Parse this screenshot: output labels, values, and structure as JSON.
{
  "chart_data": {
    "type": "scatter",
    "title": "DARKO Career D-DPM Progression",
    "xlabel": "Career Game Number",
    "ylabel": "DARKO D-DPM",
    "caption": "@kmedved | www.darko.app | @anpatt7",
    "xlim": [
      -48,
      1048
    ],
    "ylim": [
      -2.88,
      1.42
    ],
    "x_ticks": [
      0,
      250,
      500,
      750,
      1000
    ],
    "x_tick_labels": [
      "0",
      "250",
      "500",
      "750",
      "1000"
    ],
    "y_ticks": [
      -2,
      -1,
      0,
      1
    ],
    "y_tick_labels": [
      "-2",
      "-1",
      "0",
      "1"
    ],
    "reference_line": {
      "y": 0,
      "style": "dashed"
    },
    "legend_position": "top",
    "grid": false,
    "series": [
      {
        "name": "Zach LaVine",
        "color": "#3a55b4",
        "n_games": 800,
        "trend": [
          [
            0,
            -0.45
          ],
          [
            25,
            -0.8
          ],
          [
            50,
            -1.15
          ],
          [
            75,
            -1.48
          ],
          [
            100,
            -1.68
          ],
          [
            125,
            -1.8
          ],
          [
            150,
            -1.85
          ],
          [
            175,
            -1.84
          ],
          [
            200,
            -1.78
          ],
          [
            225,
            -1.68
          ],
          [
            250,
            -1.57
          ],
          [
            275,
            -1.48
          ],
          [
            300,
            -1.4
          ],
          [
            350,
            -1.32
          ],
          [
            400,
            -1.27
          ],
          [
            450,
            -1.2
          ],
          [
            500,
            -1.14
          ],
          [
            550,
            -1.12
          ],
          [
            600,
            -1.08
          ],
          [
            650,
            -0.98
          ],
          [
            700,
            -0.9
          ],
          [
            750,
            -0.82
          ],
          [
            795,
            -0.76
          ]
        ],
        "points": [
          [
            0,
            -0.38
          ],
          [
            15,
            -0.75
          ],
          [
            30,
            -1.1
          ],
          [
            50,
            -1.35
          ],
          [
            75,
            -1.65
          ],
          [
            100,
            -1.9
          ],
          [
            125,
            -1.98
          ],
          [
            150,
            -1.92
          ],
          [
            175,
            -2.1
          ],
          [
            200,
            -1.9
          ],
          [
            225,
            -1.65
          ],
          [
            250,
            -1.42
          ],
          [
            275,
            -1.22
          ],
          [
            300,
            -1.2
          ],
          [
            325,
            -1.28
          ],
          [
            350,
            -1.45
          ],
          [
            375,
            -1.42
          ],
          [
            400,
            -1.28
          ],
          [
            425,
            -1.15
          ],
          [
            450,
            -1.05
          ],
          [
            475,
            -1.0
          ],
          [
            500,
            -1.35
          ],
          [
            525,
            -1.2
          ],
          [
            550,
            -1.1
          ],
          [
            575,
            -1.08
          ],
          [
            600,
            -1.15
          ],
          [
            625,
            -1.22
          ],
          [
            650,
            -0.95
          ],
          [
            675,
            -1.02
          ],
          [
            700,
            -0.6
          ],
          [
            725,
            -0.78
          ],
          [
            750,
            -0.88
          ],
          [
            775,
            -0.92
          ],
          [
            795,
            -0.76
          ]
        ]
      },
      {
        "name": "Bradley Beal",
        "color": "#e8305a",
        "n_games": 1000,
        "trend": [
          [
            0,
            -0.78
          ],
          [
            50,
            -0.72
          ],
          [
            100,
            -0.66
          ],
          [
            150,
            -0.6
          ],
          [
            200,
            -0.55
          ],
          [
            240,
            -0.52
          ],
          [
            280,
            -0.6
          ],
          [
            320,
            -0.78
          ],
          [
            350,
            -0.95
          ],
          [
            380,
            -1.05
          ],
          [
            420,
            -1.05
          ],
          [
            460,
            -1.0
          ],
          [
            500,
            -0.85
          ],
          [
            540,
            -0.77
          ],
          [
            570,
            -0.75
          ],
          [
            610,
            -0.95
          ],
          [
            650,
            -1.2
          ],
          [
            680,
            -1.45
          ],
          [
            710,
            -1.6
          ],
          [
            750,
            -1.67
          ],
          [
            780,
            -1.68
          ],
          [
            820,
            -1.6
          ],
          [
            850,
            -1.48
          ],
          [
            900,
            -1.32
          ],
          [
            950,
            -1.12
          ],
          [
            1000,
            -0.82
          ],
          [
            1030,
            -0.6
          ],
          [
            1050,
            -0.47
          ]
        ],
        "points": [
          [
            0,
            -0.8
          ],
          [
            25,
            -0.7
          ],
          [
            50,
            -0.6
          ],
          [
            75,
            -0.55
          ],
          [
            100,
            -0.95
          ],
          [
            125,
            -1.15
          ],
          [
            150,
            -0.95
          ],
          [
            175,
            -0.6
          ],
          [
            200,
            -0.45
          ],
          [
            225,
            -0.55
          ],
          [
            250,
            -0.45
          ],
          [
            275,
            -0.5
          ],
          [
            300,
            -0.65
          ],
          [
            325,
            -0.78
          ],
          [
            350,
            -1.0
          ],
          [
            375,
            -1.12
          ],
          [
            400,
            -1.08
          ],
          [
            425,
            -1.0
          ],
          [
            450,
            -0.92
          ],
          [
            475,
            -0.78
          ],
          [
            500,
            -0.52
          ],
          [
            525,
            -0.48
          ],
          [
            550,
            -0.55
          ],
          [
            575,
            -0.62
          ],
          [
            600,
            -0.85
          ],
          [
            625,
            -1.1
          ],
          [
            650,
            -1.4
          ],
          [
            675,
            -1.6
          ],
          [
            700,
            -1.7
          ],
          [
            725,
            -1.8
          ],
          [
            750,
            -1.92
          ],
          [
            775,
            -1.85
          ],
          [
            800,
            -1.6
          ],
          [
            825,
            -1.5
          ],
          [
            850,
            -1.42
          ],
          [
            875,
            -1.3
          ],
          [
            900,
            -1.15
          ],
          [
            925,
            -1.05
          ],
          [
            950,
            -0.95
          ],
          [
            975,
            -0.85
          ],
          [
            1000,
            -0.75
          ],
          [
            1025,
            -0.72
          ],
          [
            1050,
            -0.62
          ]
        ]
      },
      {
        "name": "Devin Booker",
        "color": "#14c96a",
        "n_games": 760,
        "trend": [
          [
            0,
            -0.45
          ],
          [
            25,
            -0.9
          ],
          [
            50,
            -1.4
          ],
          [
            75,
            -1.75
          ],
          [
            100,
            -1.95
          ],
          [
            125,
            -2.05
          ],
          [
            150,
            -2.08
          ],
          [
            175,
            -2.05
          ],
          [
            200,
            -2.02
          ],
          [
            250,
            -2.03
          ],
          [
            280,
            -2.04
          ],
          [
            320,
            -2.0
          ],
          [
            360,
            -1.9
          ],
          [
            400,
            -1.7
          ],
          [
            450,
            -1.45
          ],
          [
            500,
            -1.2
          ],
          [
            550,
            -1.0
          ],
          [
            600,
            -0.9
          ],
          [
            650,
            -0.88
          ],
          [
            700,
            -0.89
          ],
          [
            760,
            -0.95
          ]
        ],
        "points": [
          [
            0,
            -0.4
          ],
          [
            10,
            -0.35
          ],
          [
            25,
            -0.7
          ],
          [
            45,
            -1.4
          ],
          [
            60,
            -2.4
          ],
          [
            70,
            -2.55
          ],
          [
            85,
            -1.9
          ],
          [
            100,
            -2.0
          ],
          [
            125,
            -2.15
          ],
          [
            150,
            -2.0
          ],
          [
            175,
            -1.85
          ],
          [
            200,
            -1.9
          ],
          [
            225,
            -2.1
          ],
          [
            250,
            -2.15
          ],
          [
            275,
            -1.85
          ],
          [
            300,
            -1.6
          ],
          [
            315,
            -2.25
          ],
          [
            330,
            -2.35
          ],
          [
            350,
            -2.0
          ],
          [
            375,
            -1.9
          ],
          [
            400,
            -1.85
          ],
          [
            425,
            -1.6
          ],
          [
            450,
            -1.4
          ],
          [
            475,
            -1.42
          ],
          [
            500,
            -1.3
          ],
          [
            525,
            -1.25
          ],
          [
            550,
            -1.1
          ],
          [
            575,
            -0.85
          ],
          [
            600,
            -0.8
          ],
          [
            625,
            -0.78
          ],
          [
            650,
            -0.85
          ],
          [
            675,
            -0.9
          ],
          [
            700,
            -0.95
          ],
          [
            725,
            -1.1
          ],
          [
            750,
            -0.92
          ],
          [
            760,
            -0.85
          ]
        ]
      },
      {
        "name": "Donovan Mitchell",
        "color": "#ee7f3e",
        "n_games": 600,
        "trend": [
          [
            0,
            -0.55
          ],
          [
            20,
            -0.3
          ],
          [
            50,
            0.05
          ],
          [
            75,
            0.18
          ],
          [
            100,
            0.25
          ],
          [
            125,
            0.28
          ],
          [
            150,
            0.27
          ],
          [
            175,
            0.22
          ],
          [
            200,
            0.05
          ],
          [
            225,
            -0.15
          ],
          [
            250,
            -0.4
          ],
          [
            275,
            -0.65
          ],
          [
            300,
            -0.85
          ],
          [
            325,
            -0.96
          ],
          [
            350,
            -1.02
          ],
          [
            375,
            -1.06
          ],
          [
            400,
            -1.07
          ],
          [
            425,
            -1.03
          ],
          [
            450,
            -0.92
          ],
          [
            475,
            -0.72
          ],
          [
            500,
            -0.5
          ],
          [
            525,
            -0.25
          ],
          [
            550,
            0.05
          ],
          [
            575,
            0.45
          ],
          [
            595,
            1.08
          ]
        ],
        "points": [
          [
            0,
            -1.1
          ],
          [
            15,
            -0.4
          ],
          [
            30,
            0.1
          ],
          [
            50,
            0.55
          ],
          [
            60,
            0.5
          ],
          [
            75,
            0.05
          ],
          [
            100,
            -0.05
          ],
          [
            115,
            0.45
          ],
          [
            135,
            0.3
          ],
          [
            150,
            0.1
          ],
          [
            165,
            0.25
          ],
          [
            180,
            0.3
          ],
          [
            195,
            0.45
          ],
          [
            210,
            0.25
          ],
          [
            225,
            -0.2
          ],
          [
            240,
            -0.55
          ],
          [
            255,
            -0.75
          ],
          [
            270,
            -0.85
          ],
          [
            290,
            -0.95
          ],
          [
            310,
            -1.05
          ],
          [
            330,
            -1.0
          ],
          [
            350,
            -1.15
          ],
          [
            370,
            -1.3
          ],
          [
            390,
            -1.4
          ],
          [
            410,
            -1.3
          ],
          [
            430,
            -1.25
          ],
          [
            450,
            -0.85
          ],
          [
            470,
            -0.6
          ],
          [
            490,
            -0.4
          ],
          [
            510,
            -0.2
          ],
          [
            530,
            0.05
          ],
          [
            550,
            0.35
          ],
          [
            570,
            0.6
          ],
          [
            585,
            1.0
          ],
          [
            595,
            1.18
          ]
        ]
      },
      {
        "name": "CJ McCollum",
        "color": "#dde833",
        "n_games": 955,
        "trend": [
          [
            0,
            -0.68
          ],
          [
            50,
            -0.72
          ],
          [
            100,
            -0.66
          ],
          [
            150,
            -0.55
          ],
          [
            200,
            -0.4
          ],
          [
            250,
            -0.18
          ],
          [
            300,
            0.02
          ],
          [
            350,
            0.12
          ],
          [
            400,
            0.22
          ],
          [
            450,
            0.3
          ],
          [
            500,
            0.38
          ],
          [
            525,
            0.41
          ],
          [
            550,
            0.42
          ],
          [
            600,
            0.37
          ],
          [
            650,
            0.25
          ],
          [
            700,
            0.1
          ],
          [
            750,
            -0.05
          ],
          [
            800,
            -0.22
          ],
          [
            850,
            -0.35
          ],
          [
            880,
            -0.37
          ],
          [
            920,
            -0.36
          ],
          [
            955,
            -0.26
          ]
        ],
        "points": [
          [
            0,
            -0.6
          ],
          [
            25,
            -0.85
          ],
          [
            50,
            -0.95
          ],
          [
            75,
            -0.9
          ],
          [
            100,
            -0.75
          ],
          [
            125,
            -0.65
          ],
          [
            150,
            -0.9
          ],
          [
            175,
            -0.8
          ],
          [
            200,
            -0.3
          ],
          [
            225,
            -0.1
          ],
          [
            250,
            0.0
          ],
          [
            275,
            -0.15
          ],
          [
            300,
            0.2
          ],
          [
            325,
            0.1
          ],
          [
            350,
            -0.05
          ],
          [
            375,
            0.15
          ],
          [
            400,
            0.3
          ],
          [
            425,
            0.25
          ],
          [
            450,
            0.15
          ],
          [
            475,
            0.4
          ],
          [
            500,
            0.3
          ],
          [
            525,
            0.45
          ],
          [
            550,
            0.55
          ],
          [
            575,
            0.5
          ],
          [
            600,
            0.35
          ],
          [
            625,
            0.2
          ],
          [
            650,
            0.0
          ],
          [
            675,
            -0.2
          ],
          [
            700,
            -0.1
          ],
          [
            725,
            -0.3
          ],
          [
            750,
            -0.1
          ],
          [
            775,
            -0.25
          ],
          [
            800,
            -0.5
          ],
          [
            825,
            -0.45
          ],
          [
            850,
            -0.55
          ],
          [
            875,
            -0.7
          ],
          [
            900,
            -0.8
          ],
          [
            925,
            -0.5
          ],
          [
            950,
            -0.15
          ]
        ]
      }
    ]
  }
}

GIVEN PROBLEM:
Gather each line from the listing above that holds "name".

EXERCISE ANSWER:
        "name": "Zach LaVine",
        "name": "Bradley Beal",
        "name": "Devin Booker",
        "name": "Donovan Mitchell",
        "name": "CJ McCollum",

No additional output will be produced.